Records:
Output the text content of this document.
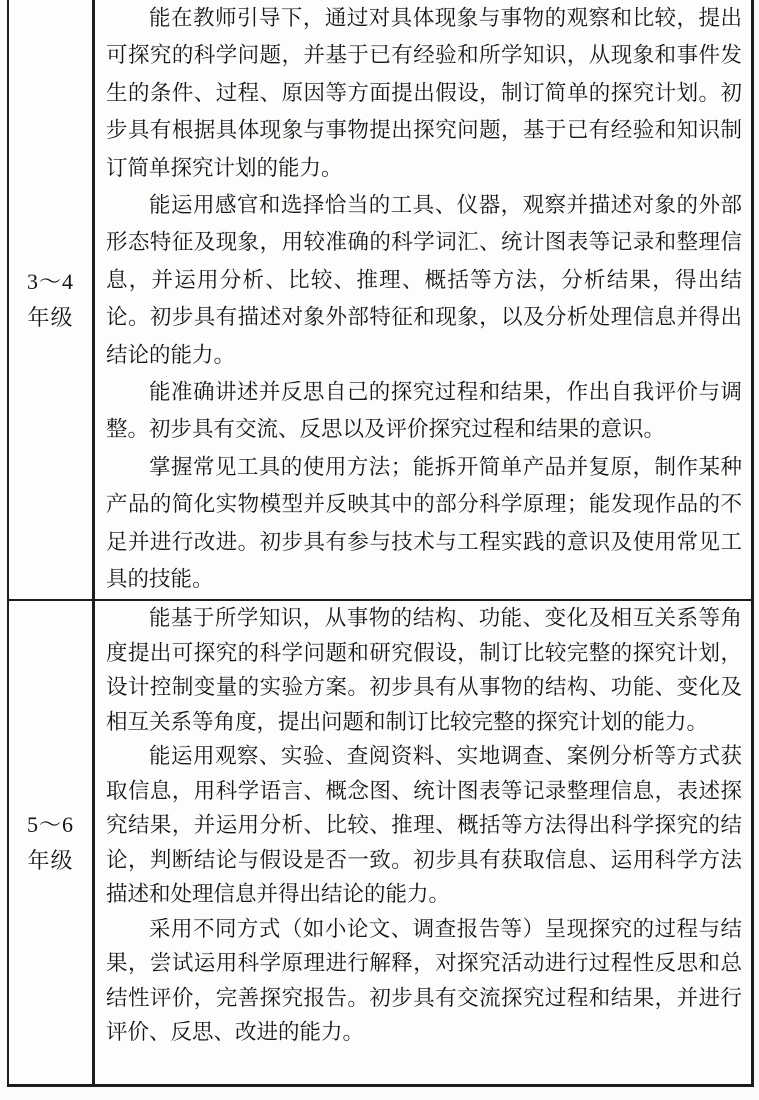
3～4
年级

能在教师引导下，通过对具体现象与事物的观察和比较，提出可探究的科学问题，并基于已有经验和所学知识，从现象和事件发生的条件、过程、原因等方面提出假设，制订简单的探究计划。初步具有根据具体现象与事物提出探究问题，基于已有经验和知识制订简单探究计划的能力。

能运用感官和选择恰当的工具、仪器，观察并描述对象的外部形态特征及现象，用较准确的科学词汇、统计图表等记录和整理信息，并运用分析、比较、推理、概括等方法，分析结果，得出结论。初步具有描述对象外部特征和现象，以及分析处理信息并得出结论的能力。

能准确讲述并反思自己的探究过程和结果，作出自我评价与调整。初步具有交流、反思以及评价探究过程和结果的意识。

掌握常见工具的使用方法；能拆开简单产品并复原，制作某种产品的简化实物模型并反映其中的部分科学原理；能发现作品的不足并进行改进。初步具有参与技术与工程实践的意识及使用常见工具的技能。

5～6
年级

能基于所学知识，从事物的结构、功能、变化及相互关系等角度提出可探究的科学问题和研究假设，制订比较完整的探究计划，设计控制变量的实验方案。初步具有从事物的结构、功能、变化及相互关系等角度，提出问题和制订比较完整的探究计划的能力。

能运用观察、实验、查阅资料、实地调查、案例分析等方式获取信息，用科学语言、概念图、统计图表等记录整理信息，表述探究结果，并运用分析、比较、推理、概括等方法得出科学探究的结论，判断结论与假设是否一致。初步具有获取信息、运用科学方法描述和处理信息并得出结论的能力。

采用不同方式（如小论文、调查报告等）呈现探究的过程与结果，尝试运用科学原理进行解释，对探究活动进行过程性反思和总结性评价，完善探究报告。初步具有交流探究过程和结果，并进行评价、反思、改进的能力。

_What to work on_
Each record above must be returned exactly as written, with its pictures omitted.

_Answer to the problem_
Output the text content of this document.
3～4
年级

能在教师引导下，通过对具体现象与事物的观察和比较，提出可探究的科学问题，并基于已有经验和所学知识，从现象和事件发生的条件、过程、原因等方面提出假设，制订简单的探究计划。初步具有根据具体现象与事物提出探究问题，基于已有经验和知识制订简单探究计划的能力。

能运用感官和选择恰当的工具、仪器，观察并描述对象的外部形态特征及现象，用较准确的科学词汇、统计图表等记录和整理信息，并运用分析、比较、推理、概括等方法，分析结果，得出结论。初步具有描述对象外部特征和现象，以及分析处理信息并得出结论的能力。

能准确讲述并反思自己的探究过程和结果，作出自我评价与调整。初步具有交流、反思以及评价探究过程和结果的意识。

掌握常见工具的使用方法；能拆开简单产品并复原，制作某种产品的简化实物模型并反映其中的部分科学原理；能发现作品的不足并进行改进。初步具有参与技术与工程实践的意识及使用常见工具的技能。

5～6
年级

能基于所学知识，从事物的结构、功能、变化及相互关系等角度提出可探究的科学问题和研究假设，制订比较完整的探究计划，设计控制变量的实验方案。初步具有从事物的结构、功能、变化及相互关系等角度，提出问题和制订比较完整的探究计划的能力。

能运用观察、实验、查阅资料、实地调查、案例分析等方式获取信息，用科学语言、概念图、统计图表等记录整理信息，表述探究结果，并运用分析、比较、推理、概括等方法得出科学探究的结论，判断结论与假设是否一致。初步具有获取信息、运用科学方法描述和处理信息并得出结论的能力。

采用不同方式（如小论文、调查报告等）呈现探究的过程与结果，尝试运用科学原理进行解释，对探究活动进行过程性反思和总结性评价，完善探究报告。初步具有交流探究过程和结果，并进行评价、反思、改进的能力。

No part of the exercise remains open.